■ **DATA LINES**
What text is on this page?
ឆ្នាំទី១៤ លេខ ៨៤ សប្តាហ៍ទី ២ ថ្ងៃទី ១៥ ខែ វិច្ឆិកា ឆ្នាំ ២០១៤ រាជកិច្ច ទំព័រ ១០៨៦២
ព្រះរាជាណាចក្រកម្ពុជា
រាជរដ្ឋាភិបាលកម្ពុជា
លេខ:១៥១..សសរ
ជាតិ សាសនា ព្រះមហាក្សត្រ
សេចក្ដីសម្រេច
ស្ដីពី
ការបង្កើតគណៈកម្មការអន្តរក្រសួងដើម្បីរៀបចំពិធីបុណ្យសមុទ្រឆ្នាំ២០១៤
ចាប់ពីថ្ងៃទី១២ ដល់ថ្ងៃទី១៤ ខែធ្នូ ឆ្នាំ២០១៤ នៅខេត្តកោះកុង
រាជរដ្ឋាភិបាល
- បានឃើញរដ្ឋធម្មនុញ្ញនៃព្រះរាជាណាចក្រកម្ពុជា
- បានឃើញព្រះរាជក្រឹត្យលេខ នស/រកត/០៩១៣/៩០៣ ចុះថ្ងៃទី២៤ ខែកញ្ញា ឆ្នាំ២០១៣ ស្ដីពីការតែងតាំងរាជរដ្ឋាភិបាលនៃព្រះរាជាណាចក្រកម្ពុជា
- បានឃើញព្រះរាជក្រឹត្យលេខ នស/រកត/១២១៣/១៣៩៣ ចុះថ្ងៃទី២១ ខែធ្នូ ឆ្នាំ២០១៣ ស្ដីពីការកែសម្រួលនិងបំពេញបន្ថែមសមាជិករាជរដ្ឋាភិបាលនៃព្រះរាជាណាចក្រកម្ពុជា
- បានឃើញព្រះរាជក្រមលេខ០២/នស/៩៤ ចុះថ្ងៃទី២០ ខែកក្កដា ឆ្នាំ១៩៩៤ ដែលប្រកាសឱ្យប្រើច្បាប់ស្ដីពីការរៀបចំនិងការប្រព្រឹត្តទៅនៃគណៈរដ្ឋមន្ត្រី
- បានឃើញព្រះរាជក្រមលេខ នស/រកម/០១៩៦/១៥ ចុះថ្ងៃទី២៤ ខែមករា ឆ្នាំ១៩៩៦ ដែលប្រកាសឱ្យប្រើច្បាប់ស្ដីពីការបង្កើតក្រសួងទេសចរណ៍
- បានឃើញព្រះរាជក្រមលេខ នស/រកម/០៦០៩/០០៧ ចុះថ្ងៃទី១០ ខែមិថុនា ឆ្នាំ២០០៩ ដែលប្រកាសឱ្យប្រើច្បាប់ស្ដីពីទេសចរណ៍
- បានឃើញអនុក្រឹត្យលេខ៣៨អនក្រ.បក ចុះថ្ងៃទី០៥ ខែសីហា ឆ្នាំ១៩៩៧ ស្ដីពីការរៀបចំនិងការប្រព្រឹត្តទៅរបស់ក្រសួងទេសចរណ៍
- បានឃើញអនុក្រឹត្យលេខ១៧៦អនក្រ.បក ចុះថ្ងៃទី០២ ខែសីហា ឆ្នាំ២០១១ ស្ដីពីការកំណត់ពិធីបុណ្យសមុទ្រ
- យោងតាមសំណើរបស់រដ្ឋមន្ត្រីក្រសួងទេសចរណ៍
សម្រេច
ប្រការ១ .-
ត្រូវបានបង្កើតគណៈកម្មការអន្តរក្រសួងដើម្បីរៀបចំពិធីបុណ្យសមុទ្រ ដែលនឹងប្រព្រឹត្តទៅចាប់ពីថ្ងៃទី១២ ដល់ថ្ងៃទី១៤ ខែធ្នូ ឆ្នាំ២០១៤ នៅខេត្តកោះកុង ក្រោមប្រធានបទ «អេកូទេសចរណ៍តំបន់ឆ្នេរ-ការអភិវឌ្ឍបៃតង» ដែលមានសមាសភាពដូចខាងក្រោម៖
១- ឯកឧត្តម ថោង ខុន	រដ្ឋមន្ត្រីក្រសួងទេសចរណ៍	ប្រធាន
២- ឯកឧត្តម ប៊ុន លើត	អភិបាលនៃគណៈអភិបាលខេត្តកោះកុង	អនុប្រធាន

■ **PROBLEM STATEMENT**
Copy out each line of the records where the string "ឯកឧត" appears.

■ **REPLY**
១- ឯកឧត្តម ថោង ខុន	រដ្ឋមន្ត្រីក្រសួងទេសចរណ៍	ប្រធាន
២- ឯកឧត្តម ប៊ុន លើត	អភិបាលនៃគណៈអភិបាលខេត្តកោះកុង	អនុប្រធាន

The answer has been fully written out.